• **Dataset records**
<<<<

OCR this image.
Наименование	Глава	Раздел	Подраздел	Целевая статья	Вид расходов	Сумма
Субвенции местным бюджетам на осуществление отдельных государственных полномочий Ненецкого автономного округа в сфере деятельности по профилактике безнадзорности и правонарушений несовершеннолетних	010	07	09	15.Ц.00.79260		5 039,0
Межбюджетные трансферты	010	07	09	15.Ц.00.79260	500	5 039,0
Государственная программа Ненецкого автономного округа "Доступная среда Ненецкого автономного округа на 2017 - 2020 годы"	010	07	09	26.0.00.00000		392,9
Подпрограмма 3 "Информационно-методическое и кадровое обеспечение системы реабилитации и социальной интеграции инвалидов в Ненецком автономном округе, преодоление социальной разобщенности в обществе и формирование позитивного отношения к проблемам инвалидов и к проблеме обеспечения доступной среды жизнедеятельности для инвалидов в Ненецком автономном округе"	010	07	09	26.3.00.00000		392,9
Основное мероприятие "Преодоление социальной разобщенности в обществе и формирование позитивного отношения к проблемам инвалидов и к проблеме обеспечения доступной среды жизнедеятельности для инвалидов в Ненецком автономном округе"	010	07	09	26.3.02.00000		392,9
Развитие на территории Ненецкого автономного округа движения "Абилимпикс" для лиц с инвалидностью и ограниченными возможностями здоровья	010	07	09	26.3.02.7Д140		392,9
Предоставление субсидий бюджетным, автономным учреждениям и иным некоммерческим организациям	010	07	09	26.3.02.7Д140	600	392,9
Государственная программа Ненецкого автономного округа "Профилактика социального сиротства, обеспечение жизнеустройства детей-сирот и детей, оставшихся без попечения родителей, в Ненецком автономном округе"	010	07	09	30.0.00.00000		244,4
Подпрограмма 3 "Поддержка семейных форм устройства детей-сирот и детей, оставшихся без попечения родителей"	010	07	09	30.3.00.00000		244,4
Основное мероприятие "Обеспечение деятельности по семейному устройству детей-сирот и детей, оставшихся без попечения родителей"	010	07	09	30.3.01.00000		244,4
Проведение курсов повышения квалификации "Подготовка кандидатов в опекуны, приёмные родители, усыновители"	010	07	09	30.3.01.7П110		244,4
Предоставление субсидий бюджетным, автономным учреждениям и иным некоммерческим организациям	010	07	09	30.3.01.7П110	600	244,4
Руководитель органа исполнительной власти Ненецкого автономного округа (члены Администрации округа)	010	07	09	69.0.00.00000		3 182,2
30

>>>>
<<<<

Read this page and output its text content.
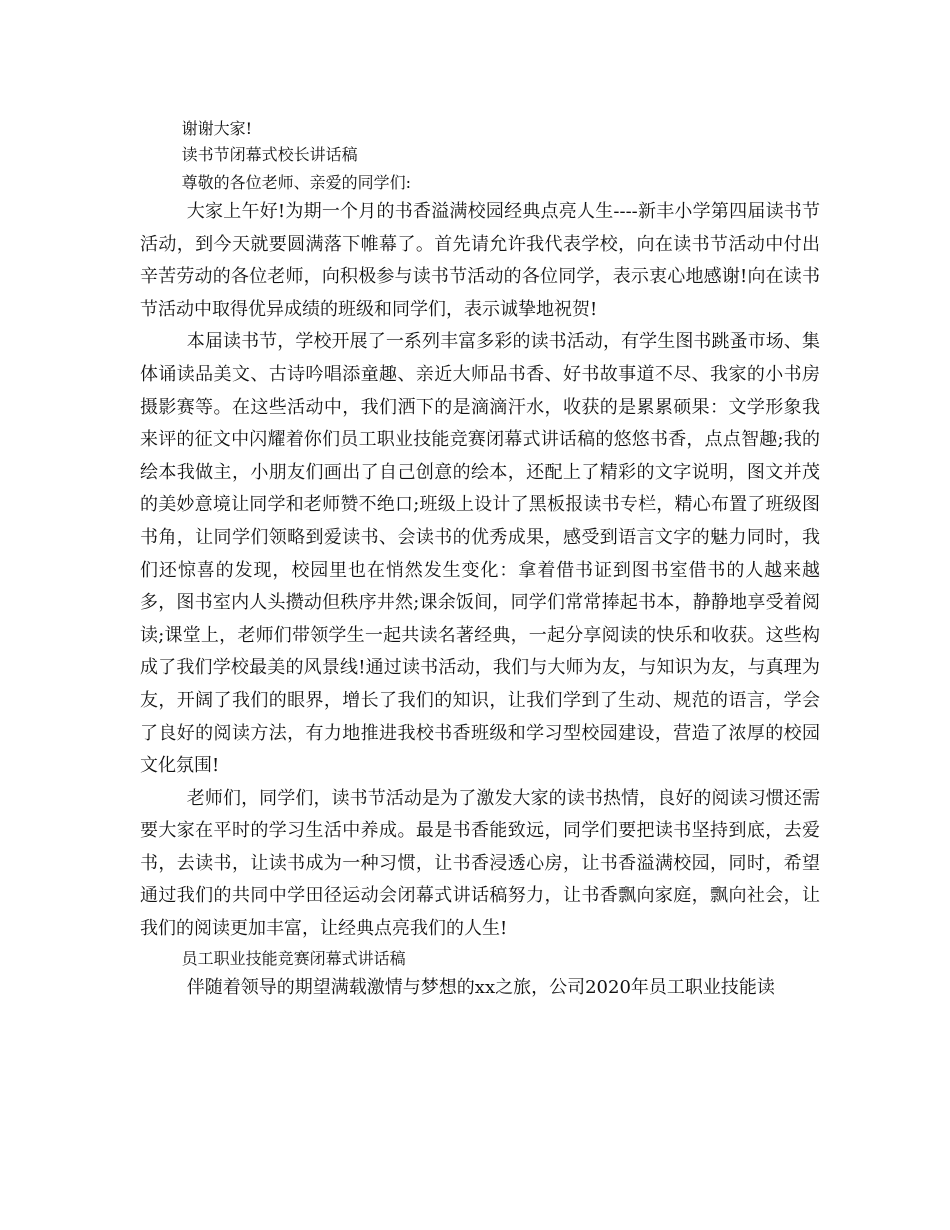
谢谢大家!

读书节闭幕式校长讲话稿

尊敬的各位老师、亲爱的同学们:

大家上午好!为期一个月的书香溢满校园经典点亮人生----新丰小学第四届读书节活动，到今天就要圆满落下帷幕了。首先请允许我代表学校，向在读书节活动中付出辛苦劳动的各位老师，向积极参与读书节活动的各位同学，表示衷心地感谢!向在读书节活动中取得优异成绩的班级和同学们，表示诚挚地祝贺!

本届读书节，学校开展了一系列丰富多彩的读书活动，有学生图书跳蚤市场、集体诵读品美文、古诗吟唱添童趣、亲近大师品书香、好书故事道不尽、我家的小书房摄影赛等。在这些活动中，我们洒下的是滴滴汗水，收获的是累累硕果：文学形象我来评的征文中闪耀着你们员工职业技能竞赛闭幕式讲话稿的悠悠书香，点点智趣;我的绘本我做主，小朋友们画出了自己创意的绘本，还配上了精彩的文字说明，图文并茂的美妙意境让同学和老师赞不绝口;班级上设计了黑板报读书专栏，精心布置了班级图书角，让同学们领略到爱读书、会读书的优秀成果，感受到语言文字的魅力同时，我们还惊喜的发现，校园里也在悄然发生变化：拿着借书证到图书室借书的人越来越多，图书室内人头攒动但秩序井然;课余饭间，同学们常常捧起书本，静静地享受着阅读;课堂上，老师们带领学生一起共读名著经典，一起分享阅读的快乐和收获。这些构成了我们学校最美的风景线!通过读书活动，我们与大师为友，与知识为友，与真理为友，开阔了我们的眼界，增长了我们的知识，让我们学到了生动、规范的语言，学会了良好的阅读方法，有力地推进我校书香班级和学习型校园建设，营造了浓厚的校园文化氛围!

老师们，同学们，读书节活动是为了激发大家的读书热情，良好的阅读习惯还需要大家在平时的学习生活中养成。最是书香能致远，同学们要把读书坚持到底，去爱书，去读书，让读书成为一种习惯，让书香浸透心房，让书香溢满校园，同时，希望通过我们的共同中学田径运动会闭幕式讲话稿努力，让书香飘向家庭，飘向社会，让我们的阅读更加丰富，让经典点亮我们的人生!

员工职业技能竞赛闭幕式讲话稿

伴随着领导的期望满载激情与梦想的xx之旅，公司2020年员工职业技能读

>>>>

• **Task goal**
Count the lines above that contain the word "родителей", and give only that number.

• **Result below**
3